Short task -> Repeat every entry in the listing below, exactly.

Entries provided ->
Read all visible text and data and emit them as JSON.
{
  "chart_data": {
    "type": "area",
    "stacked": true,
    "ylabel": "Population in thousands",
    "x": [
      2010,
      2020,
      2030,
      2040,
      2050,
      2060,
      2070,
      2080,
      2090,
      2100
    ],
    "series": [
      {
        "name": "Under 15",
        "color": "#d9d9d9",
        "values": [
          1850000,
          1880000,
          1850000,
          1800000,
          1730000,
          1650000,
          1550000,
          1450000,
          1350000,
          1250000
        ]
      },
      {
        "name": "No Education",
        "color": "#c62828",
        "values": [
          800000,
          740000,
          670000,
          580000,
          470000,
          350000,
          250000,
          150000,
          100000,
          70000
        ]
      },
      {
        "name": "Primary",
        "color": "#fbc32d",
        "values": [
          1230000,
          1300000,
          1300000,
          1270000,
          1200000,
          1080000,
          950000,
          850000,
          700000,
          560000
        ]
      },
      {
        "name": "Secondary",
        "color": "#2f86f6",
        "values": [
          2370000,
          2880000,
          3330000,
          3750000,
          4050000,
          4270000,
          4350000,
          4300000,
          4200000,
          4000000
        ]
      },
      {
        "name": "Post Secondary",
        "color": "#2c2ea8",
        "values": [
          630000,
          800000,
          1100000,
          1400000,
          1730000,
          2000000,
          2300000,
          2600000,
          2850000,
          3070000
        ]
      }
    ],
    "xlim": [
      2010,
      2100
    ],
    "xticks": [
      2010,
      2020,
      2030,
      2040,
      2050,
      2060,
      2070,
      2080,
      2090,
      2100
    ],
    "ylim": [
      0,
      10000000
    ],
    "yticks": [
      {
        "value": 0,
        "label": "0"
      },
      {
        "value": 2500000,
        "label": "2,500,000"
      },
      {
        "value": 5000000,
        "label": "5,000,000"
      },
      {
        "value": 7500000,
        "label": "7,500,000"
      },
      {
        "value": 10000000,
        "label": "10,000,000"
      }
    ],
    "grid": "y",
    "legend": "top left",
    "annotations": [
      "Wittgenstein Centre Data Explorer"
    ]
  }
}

Final answer ->
Read all visible text and data and emit them as JSON.
{
  "chart_data": {
    "type": "area",
    "stacked": true,
    "ylabel": "Population in thousands",
    "x": [
      2010,
      2020,
      2030,
      2040,
      2050,
      2060,
      2070,
      2080,
      2090,
      2100
    ],
    "series": [
      {
        "name": "Under 15",
        "color": "#d9d9d9",
        "values": [
          1850000,
          1880000,
          1850000,
          1800000,
          1730000,
          1650000,
          1550000,
          1450000,
          1350000,
          1250000
        ]
      },
      {
        "name": "No Education",
        "color": "#c62828",
        "values": [
          800000,
          740000,
          670000,
          580000,
          470000,
          350000,
          250000,
          150000,
          100000,
          70000
        ]
      },
      {
        "name": "Primary",
        "color": "#fbc32d",
        "values": [
          1230000,
          1300000,
          1300000,
          1270000,
          1200000,
          1080000,
          950000,
          850000,
          700000,
          560000
        ]
      },
      {
        "name": "Secondary",
        "color": "#2f86f6",
        "values": [
          2370000,
          2880000,
          3330000,
          3750000,
          4050000,
          4270000,
          4350000,
          4300000,
          4200000,
          4000000
        ]
      },
      {
        "name": "Post Secondary",
        "color": "#2c2ea8",
        "values": [
          630000,
          800000,
          1100000,
          1400000,
          1730000,
          2000000,
          2300000,
          2600000,
          2850000,
          3070000
        ]
      }
    ],
    "xlim": [
      2010,
      2100
    ],
    "xticks": [
      2010,
      2020,
      2030,
      2040,
      2050,
      2060,
      2070,
      2080,
      2090,
      2100
    ],
    "ylim": [
      0,
      10000000
    ],
    "yticks": [
      {
        "value": 0,
        "label": "0"
      },
      {
        "value": 2500000,
        "label": "2,500,000"
      },
      {
        "value": 5000000,
        "label": "5,000,000"
      },
      {
        "value": 7500000,
        "label": "7,500,000"
      },
      {
        "value": 10000000,
        "label": "10,000,000"
      }
    ],
    "grid": "y",
    "legend": "top left",
    "annotations": [
      "Wittgenstein Centre Data Explorer"
    ]
  }
}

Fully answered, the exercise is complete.